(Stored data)
>>
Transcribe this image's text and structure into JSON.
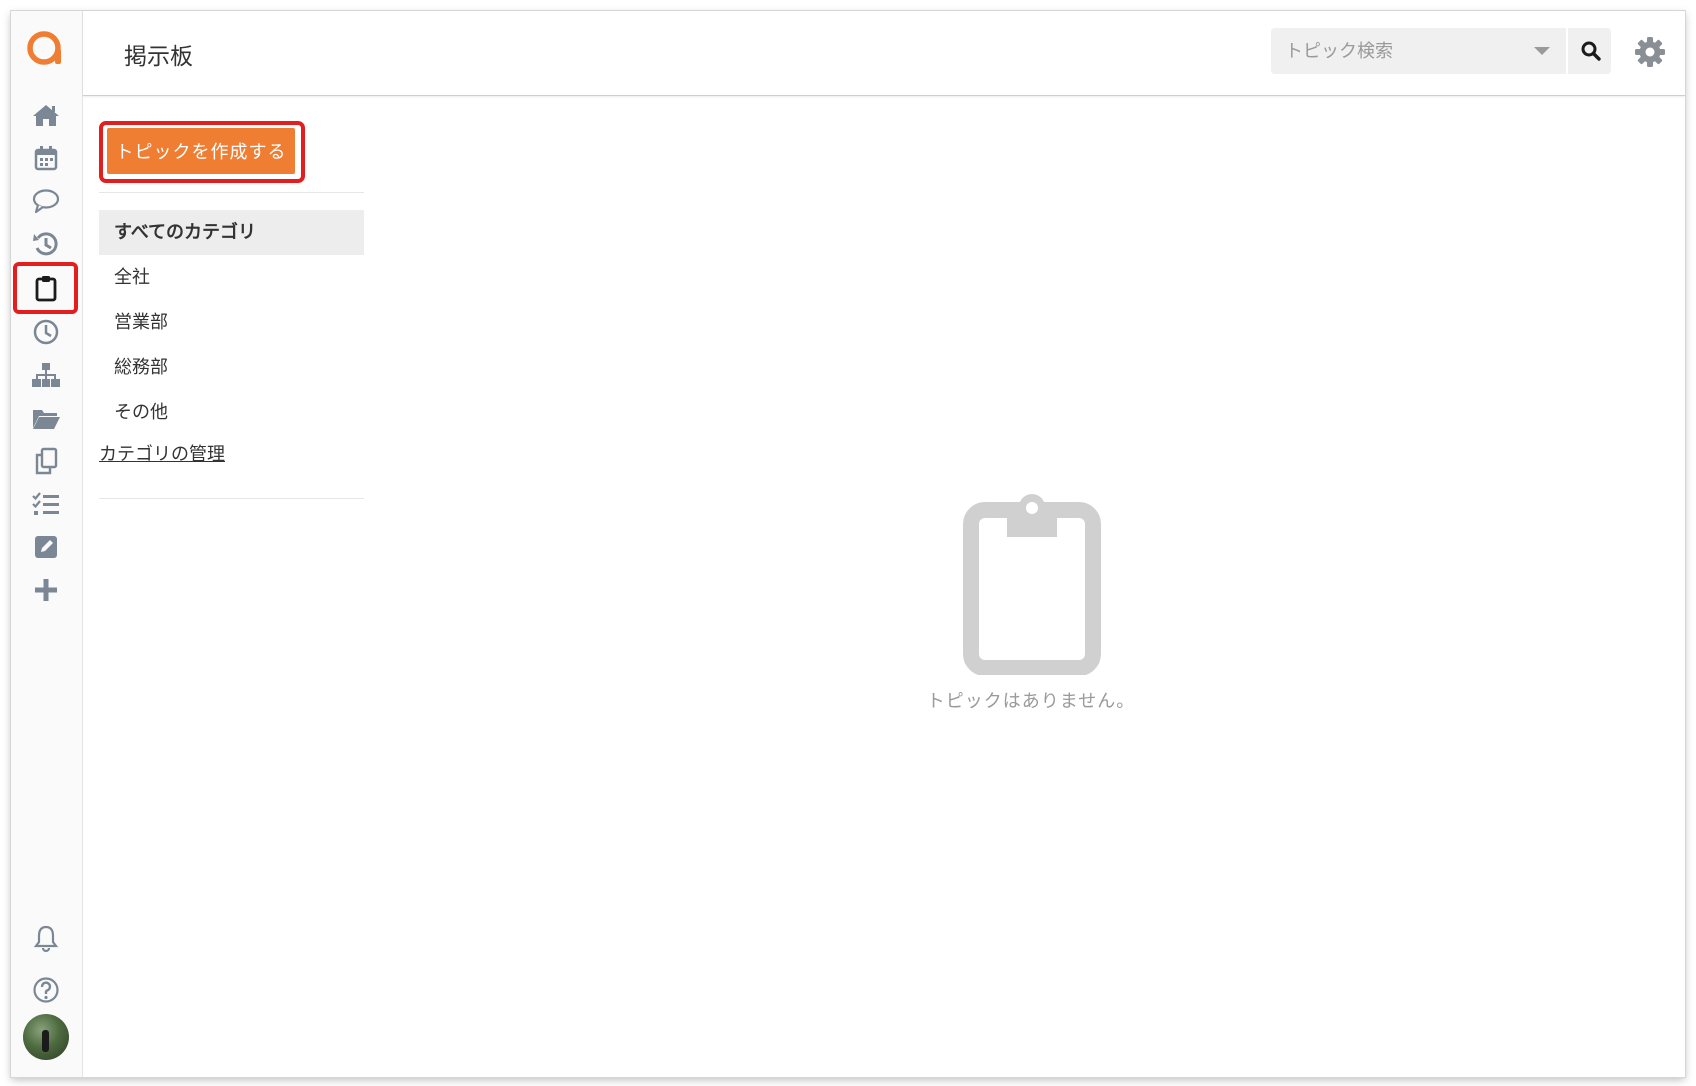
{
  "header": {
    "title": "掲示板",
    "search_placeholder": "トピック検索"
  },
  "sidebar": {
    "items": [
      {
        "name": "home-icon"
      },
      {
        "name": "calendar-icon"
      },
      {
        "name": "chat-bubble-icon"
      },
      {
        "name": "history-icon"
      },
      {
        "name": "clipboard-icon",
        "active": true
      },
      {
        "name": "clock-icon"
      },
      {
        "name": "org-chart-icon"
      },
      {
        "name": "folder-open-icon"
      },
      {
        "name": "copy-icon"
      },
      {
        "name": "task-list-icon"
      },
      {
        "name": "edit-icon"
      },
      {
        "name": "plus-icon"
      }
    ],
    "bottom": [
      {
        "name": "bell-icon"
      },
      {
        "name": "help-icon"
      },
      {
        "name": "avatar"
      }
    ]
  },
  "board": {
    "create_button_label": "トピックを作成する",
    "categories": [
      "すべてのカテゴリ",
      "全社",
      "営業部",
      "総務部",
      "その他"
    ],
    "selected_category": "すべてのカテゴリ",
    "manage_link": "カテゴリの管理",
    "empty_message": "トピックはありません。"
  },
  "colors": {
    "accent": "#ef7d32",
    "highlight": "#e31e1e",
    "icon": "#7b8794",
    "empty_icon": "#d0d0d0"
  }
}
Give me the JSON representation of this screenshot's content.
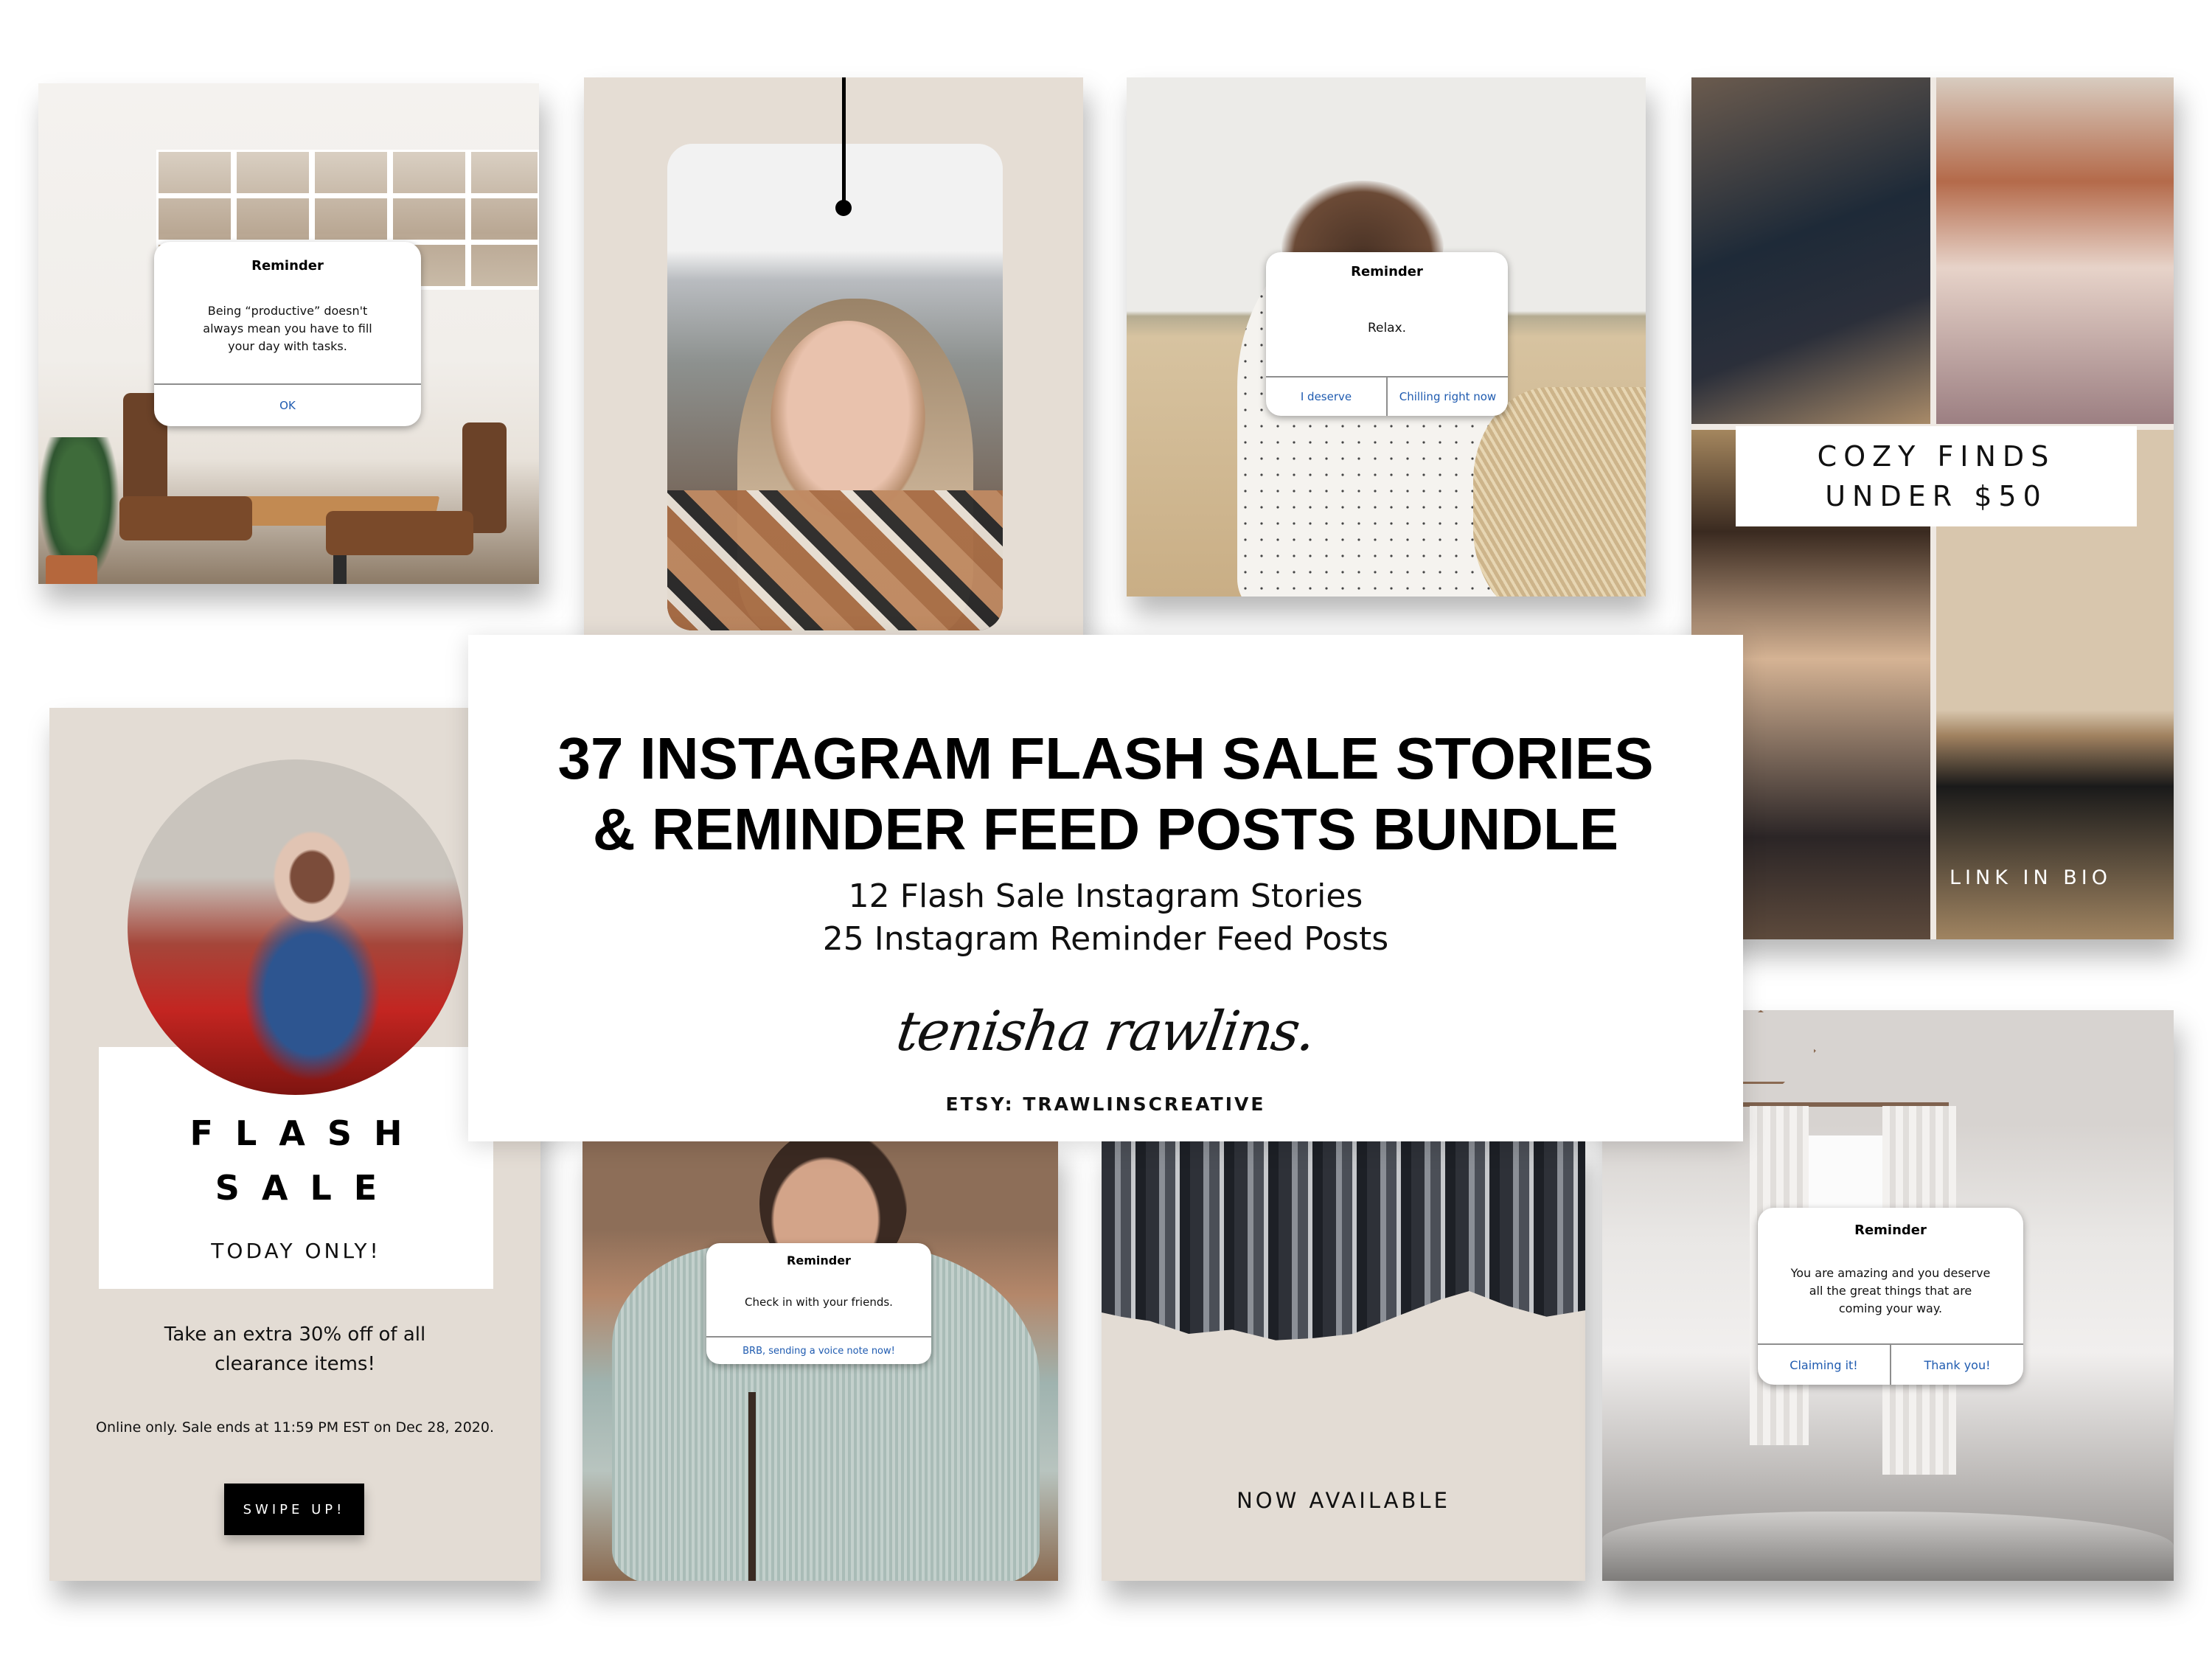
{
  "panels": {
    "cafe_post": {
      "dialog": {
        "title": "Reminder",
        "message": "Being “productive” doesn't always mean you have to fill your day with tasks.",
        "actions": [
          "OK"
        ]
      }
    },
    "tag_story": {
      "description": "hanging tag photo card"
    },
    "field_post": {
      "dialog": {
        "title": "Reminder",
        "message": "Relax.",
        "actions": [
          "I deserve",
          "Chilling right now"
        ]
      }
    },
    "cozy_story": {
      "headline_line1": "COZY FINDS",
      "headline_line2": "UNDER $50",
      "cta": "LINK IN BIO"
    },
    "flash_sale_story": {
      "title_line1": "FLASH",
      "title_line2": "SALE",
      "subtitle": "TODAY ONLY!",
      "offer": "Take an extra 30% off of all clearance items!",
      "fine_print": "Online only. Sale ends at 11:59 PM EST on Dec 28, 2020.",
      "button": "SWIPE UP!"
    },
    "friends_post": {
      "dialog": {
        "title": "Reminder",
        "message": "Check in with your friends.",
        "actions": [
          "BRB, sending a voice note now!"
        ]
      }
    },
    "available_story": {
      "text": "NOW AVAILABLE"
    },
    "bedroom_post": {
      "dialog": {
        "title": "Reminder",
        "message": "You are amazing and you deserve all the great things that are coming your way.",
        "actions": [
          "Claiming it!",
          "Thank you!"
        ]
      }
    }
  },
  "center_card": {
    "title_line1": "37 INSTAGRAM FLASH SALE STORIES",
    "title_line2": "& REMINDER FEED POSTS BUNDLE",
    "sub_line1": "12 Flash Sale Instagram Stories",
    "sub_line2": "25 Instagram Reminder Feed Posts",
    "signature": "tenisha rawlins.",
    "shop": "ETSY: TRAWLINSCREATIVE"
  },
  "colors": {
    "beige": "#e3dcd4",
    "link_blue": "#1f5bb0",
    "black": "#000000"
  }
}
<<
DIRECTIONS:
Copy out every line from the material above in which the word "items" appears.

RESULT:
    "items": [
      "offer": "Take an extra 30% off of all clearance items!",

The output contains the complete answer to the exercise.